- **GOAL OF THE EXERCISE**:
Exactly how many lines have the word "petronas"? Answer with the bare number.

---------- PROVIDED RECORDS

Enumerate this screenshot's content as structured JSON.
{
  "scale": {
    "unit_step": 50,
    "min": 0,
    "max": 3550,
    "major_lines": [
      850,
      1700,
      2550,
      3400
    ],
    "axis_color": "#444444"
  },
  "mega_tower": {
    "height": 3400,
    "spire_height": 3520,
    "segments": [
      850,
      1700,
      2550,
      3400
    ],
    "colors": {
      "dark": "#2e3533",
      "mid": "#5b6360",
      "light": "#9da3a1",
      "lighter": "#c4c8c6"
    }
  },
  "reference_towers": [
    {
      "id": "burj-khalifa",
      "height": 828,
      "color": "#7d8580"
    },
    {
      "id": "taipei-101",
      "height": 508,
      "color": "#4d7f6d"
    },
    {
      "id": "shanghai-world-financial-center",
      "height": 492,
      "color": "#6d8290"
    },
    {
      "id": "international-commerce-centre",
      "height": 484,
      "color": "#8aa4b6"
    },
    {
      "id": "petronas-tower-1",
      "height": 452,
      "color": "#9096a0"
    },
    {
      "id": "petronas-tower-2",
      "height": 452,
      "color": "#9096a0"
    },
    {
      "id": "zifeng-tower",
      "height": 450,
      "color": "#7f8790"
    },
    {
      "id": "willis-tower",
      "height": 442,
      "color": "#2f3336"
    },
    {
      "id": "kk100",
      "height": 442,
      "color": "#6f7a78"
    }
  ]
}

--------------------

- **REPLY**:
2